## Problem to work on
Look for the word "online". Copy every line of the listing where it occurs.

## The input
━━━━━━━━

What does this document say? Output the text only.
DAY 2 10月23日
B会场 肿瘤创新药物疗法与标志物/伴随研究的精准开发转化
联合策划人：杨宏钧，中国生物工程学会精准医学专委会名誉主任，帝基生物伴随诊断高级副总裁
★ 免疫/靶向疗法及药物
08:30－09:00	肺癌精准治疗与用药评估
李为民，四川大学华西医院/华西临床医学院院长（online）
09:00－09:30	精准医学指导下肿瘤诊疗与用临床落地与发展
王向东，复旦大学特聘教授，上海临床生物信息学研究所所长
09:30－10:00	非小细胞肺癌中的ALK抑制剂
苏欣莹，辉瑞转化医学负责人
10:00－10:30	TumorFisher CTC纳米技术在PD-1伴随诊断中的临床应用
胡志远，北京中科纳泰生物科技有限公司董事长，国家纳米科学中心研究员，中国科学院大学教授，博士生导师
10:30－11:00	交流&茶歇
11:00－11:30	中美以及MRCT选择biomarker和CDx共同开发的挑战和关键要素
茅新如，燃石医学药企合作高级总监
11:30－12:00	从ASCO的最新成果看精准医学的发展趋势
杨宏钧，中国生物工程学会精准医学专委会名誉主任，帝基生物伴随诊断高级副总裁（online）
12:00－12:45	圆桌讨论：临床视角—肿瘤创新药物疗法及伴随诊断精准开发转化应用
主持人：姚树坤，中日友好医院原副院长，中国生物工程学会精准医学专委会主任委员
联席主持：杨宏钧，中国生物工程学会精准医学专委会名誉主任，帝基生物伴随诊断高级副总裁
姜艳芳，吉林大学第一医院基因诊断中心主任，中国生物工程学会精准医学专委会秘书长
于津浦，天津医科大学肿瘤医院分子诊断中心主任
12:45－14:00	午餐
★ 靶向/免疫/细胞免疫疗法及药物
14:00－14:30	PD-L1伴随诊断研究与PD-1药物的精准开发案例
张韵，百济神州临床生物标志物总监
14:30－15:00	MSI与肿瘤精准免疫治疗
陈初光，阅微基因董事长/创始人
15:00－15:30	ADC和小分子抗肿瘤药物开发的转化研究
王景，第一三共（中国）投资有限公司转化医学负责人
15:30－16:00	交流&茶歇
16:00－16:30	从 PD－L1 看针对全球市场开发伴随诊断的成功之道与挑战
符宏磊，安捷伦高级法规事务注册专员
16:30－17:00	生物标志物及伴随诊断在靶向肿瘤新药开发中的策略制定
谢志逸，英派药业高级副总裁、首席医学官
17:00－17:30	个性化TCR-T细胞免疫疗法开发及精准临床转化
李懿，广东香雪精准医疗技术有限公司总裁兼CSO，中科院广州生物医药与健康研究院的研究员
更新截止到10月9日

━━━━━━━━

## Finished exercise
李为民，四川大学华西医院/华西临床医学院院长（online）
杨宏钧，中国生物工程学会精准医学专委会名誉主任，帝基生物伴随诊断高级副总裁（online）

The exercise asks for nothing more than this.